Material for the task
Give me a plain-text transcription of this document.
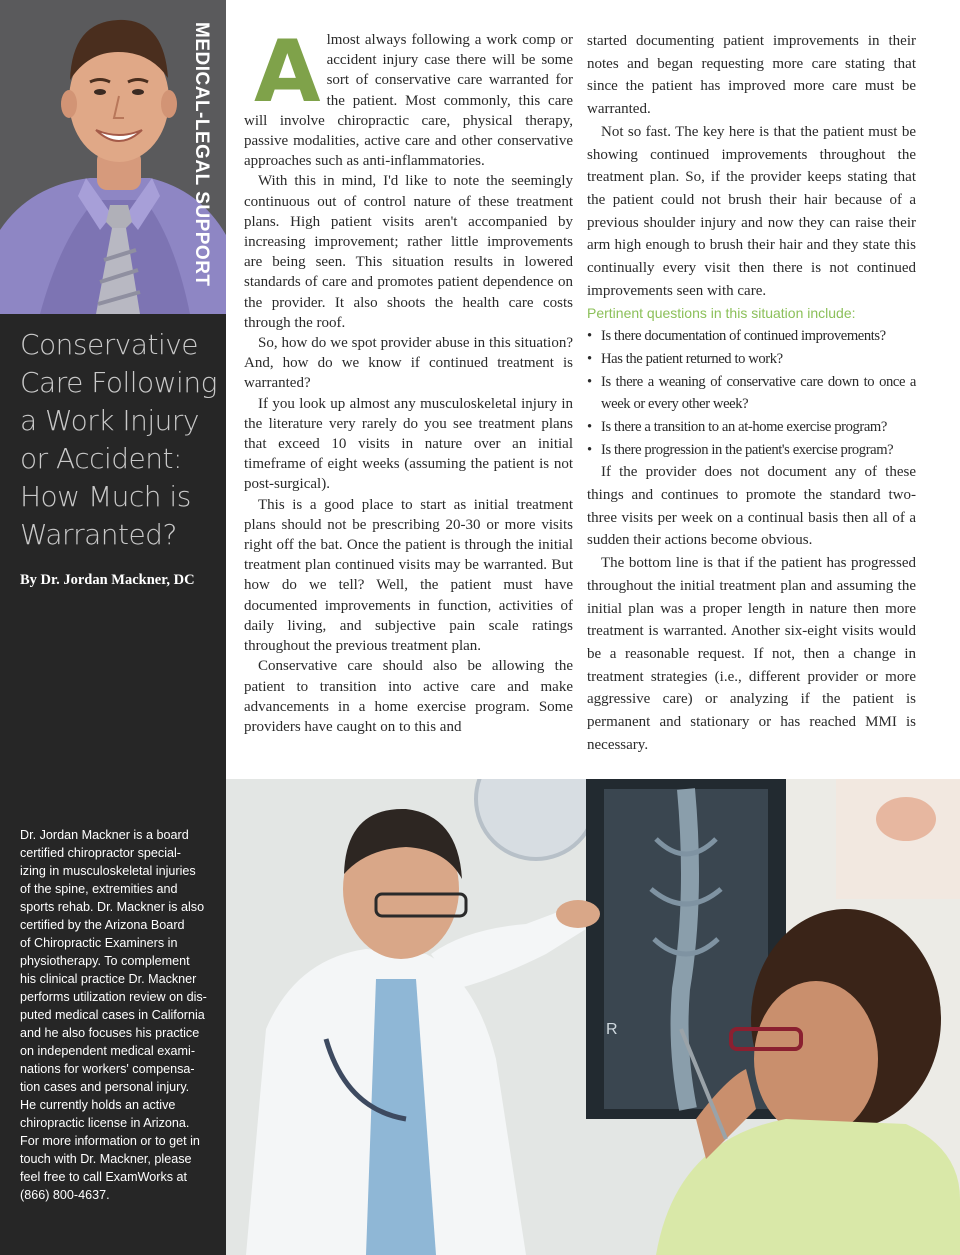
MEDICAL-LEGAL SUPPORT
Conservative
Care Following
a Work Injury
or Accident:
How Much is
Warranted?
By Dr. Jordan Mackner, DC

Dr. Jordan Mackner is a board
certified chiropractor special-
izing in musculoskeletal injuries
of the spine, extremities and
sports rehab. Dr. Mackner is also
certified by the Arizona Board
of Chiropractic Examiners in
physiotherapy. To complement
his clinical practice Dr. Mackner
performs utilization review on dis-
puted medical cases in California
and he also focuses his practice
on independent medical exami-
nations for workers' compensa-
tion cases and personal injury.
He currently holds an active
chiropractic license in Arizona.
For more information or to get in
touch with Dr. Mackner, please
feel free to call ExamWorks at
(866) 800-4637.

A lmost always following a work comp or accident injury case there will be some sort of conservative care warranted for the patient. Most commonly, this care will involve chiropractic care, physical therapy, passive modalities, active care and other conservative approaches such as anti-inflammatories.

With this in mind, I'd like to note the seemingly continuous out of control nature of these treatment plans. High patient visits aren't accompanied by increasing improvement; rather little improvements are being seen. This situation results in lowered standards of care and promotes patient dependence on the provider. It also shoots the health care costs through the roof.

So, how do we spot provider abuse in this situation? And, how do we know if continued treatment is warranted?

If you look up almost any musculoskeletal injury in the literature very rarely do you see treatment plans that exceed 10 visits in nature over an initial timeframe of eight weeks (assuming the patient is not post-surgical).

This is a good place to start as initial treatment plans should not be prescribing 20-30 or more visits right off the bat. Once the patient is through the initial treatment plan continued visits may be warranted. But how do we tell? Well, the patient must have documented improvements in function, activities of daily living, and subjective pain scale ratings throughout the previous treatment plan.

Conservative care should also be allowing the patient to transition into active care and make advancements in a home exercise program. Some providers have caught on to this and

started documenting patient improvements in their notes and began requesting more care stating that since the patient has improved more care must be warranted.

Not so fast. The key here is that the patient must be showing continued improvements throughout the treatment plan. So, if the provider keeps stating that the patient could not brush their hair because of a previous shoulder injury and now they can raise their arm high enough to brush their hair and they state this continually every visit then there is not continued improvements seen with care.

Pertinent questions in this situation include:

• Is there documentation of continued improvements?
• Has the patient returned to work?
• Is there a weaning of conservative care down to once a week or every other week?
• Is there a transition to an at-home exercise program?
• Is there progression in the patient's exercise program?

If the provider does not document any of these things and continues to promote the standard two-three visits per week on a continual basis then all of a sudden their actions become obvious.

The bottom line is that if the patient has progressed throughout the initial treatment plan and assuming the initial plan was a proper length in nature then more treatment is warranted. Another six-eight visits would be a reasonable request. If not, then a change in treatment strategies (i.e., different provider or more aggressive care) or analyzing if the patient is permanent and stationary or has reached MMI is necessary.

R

What the task asks
Output every entry exactly as given; pictures are not part of the copy.

Problem solution
Give me a plain-text transcription of this document.
MEDICAL-LEGAL SUPPORT
Conservative
Care Following
a Work Injury
or Accident:
How Much is
Warranted?
By Dr. Jordan Mackner, DC

Dr. Jordan Mackner is a board
certified chiropractor special-
izing in musculoskeletal injuries
of the spine, extremities and
sports rehab. Dr. Mackner is also
certified by the Arizona Board
of Chiropractic Examiners in
physiotherapy. To complement
his clinical practice Dr. Mackner
performs utilization review on dis-
puted medical cases in California
and he also focuses his practice
on independent medical exami-
nations for workers' compensa-
tion cases and personal injury.
He currently holds an active
chiropractic license in Arizona.
For more information or to get in
touch with Dr. Mackner, please
feel free to call ExamWorks at
(866) 800-4637.

A lmost always following a work comp or accident injury case there will be some sort of conservative care warranted for the patient. Most commonly, this care will involve chiropractic care, physical therapy, passive modalities, active care and other conservative approaches such as anti-inflammatories.

With this in mind, I'd like to note the seemingly continuous out of control nature of these treatment plans. High patient visits aren't accompanied by increasing improvement; rather little improvements are being seen. This situation results in lowered standards of care and promotes patient dependence on the provider. It also shoots the health care costs through the roof.

So, how do we spot provider abuse in this situation? And, how do we know if continued treatment is warranted?

If you look up almost any musculoskeletal injury in the literature very rarely do you see treatment plans that exceed 10 visits in nature over an initial timeframe of eight weeks (assuming the patient is not post-surgical).

This is a good place to start as initial treatment plans should not be prescribing 20-30 or more visits right off the bat. Once the patient is through the initial treatment plan continued visits may be warranted. But how do we tell? Well, the patient must have documented improvements in function, activities of daily living, and subjective pain scale ratings throughout the previous treatment plan.

Conservative care should also be allowing the patient to transition into active care and make advancements in a home exercise program. Some providers have caught on to this and

started documenting patient improvements in their notes and began requesting more care stating that since the patient has improved more care must be warranted.

Not so fast. The key here is that the patient must be showing continued improvements throughout the treatment plan. So, if the provider keeps stating that the patient could not brush their hair because of a previous shoulder injury and now they can raise their arm high enough to brush their hair and they state this continually every visit then there is not continued improvements seen with care.

Pertinent questions in this situation include:

• Is there documentation of continued improvements?
• Has the patient returned to work?
• Is there a weaning of conservative care down to once a week or every other week?
• Is there a transition to an at-home exercise program?
• Is there progression in the patient's exercise program?

If the provider does not document any of these things and continues to promote the standard two-three visits per week on a continual basis then all of a sudden their actions become obvious.

The bottom line is that if the patient has progressed throughout the initial treatment plan and assuming the initial plan was a proper length in nature then more treatment is warranted. Another six-eight visits would be a reasonable request. If not, then a change in treatment strategies (i.e., different provider or more aggressive care) or analyzing if the patient is permanent and stationary or has reached MMI is necessary.

R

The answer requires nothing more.